What you will do: Scan the listing below for the word "kernel" and state how many lines hold it. Write nothing but the number.

Data listing:
'''

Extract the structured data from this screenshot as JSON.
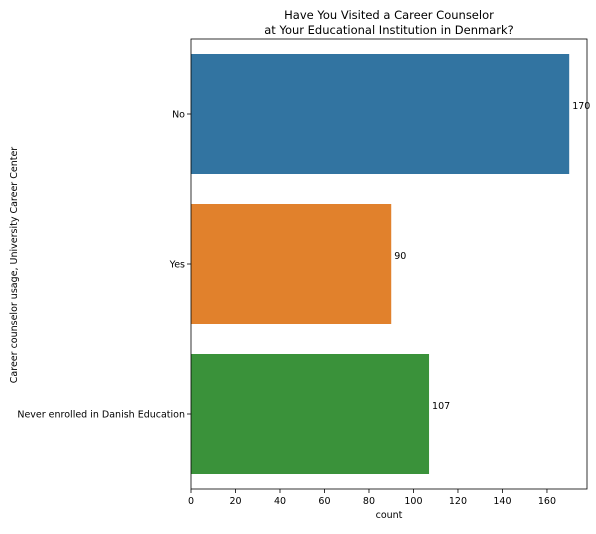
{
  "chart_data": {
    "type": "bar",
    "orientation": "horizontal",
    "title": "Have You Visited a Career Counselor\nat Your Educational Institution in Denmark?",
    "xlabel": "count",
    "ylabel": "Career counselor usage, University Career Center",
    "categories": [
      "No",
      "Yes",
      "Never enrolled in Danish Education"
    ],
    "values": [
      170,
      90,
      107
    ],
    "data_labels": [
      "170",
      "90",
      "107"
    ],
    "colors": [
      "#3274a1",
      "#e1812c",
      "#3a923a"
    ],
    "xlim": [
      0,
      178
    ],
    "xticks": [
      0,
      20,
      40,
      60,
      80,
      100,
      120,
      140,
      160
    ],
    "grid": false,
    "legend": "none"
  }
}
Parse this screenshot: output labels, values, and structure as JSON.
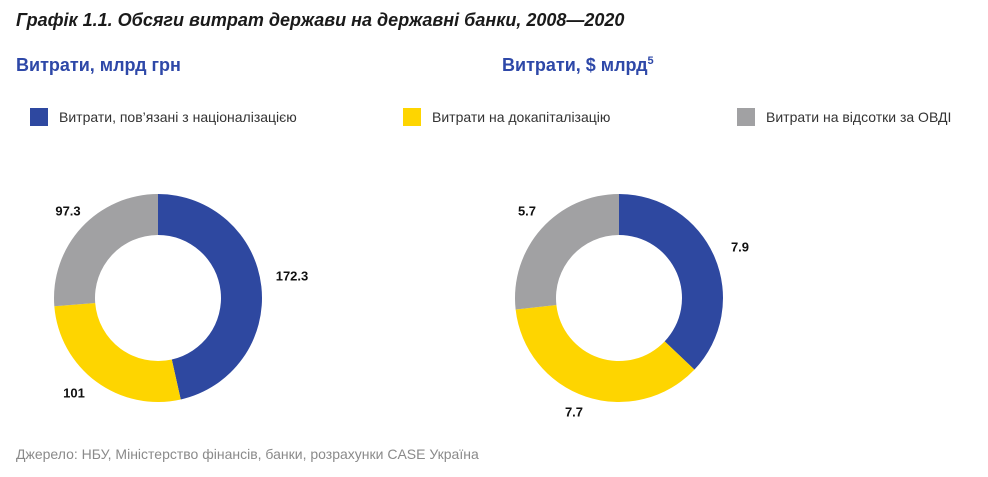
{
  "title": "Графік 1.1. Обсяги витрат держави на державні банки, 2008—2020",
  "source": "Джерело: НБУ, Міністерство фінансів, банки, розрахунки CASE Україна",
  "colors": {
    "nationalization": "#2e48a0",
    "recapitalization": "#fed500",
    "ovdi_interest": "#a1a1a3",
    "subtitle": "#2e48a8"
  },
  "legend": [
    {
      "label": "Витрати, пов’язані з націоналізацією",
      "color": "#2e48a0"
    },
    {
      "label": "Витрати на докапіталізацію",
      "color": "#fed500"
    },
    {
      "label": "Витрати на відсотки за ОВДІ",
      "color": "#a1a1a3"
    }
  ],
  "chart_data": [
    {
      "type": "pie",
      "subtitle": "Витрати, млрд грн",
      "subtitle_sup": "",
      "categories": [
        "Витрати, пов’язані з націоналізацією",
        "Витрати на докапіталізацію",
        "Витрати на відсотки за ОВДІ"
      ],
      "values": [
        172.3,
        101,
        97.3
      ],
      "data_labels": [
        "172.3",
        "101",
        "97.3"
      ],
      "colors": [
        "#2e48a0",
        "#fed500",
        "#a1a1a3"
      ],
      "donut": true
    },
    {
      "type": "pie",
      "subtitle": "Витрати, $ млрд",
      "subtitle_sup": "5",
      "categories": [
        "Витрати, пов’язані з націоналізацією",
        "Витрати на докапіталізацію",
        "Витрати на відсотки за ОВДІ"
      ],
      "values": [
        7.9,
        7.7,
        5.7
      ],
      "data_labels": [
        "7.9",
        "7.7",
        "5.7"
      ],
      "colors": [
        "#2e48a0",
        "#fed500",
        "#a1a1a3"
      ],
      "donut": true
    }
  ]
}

'''
'''

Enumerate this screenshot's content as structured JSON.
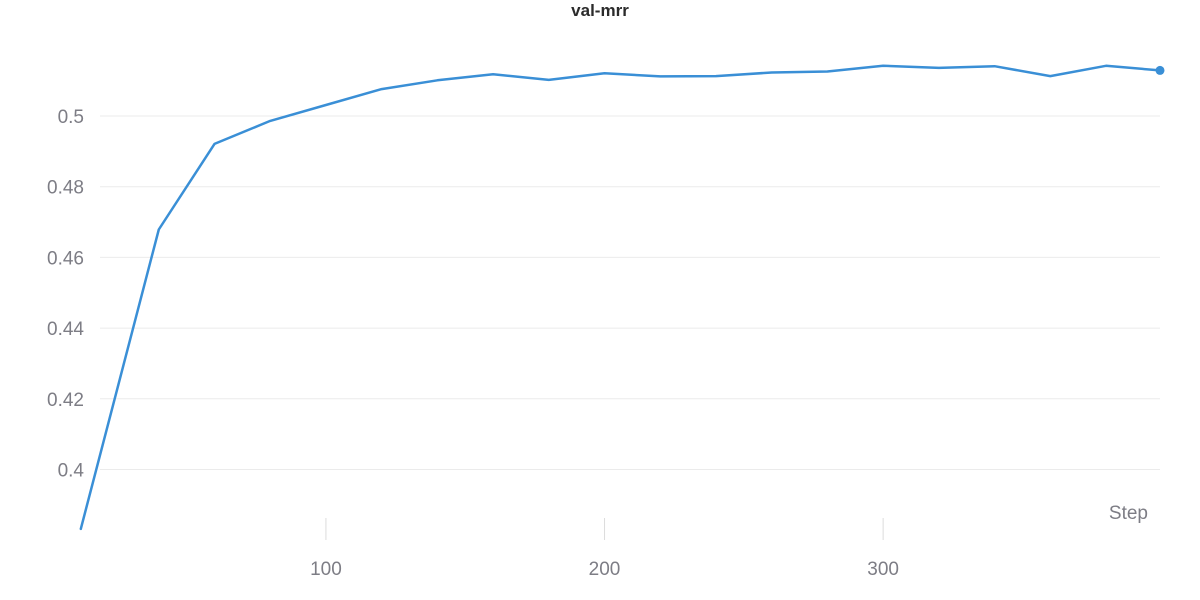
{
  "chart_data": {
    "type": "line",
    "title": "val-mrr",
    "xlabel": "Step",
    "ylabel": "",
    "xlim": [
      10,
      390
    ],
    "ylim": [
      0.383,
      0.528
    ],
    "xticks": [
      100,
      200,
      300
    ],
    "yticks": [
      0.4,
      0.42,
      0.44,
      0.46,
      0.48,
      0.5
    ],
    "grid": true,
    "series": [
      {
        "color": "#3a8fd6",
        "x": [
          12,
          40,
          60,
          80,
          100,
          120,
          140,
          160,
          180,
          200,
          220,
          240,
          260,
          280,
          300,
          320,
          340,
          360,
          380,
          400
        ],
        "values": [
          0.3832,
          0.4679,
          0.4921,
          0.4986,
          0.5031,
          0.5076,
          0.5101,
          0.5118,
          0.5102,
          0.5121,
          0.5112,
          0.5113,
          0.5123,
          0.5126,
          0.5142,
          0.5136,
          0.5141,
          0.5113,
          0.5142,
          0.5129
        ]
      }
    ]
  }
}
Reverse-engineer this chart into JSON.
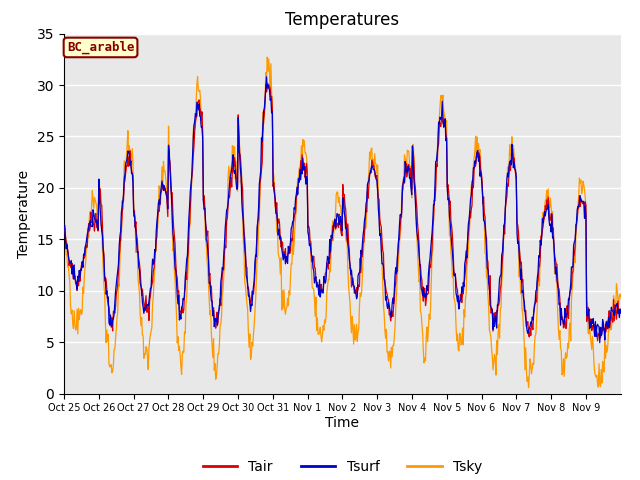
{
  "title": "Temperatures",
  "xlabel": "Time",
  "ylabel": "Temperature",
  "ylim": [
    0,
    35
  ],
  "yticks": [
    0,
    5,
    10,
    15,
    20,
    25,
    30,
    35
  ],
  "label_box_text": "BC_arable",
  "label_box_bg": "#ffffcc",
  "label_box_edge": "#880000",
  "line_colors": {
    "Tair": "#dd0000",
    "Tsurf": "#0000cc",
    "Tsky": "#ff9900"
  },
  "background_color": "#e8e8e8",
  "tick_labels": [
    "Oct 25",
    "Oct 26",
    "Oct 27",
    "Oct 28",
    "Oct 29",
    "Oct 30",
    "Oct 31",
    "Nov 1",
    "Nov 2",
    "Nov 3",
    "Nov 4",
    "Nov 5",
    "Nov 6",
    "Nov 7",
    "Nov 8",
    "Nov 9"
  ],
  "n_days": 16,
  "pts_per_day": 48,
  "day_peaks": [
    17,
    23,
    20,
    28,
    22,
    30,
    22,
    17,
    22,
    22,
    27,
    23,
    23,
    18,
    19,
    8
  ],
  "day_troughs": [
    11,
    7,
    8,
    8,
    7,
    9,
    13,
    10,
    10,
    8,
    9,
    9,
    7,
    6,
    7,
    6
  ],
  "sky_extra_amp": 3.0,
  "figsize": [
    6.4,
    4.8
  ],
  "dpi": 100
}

'''
'''

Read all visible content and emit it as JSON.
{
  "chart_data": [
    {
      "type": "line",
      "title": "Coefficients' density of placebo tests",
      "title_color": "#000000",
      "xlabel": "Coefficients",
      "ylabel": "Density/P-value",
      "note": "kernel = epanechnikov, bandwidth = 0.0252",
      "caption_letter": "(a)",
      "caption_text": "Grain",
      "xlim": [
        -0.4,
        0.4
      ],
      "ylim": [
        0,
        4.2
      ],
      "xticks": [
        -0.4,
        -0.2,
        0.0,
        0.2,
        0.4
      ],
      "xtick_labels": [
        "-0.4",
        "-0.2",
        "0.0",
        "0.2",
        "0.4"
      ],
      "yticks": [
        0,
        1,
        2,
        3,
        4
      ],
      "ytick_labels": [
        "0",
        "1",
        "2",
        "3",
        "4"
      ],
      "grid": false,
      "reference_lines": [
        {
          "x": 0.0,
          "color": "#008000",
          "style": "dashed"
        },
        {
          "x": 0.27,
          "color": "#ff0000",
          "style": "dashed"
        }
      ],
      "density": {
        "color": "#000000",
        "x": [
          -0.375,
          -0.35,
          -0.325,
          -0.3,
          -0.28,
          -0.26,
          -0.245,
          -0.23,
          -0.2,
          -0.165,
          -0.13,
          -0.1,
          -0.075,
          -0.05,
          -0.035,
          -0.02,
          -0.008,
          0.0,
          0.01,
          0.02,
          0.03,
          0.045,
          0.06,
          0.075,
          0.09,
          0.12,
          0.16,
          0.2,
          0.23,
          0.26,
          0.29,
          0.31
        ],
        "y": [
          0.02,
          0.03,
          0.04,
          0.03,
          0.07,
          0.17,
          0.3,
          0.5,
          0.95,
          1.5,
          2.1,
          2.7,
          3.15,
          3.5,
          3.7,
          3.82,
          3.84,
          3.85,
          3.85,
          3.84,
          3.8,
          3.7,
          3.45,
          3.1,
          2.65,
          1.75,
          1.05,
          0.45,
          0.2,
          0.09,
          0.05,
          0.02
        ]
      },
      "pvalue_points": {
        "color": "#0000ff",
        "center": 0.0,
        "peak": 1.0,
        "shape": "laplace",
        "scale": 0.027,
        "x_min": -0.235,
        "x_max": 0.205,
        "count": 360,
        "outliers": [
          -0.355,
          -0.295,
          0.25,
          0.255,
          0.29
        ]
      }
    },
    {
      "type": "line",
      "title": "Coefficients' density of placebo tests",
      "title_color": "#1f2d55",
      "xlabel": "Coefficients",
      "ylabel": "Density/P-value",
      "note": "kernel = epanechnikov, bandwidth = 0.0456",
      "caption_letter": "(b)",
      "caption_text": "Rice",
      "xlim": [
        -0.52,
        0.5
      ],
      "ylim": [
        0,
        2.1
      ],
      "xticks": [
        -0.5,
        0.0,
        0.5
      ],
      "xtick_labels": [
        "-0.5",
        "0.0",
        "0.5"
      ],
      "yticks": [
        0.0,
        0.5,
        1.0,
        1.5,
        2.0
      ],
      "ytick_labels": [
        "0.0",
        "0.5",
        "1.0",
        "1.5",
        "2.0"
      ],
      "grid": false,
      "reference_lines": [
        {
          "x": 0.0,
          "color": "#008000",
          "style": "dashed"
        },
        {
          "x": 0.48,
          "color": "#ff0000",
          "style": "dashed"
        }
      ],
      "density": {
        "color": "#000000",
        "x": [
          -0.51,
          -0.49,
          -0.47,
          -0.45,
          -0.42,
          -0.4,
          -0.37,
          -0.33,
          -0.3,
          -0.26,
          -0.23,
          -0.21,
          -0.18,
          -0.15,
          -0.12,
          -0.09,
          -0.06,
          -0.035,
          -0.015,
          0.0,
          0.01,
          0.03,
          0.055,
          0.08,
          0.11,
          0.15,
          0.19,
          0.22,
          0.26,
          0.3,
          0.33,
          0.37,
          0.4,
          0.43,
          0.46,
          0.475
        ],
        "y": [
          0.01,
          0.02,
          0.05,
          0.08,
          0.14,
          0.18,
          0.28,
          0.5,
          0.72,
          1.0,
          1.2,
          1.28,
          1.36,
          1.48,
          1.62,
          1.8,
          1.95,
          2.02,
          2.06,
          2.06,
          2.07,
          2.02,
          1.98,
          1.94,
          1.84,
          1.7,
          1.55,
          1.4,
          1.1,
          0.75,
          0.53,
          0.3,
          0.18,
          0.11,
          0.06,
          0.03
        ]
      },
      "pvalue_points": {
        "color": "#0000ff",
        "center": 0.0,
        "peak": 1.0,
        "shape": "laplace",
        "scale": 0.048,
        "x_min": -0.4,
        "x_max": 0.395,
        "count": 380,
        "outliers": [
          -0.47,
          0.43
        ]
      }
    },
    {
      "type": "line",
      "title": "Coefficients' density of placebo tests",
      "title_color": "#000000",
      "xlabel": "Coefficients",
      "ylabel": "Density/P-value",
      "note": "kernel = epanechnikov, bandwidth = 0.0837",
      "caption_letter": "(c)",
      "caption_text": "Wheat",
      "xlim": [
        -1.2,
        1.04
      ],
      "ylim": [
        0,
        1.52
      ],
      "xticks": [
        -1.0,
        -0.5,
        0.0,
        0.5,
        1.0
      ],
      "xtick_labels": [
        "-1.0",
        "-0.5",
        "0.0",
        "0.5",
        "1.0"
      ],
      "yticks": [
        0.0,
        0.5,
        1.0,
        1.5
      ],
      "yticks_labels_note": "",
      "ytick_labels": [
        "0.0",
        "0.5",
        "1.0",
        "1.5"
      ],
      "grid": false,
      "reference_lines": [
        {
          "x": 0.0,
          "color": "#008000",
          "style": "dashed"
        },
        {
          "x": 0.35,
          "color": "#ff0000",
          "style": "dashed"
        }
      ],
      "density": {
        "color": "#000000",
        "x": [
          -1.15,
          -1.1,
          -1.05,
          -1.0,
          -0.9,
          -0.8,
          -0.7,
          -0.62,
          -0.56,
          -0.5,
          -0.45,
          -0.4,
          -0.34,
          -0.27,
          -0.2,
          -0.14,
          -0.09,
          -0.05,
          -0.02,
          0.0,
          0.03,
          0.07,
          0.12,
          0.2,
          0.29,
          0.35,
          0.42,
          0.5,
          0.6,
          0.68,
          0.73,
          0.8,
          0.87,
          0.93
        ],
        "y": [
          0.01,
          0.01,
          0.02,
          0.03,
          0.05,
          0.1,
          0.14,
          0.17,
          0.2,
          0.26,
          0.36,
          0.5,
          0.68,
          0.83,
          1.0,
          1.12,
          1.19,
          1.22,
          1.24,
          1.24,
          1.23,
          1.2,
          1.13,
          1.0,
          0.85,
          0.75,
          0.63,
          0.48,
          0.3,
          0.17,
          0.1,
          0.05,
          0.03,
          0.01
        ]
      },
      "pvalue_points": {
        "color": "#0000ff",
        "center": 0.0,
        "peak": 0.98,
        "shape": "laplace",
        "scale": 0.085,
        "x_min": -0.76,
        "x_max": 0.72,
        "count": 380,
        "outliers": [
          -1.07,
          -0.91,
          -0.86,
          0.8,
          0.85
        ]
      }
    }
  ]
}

'''

Solution to the exercise: 3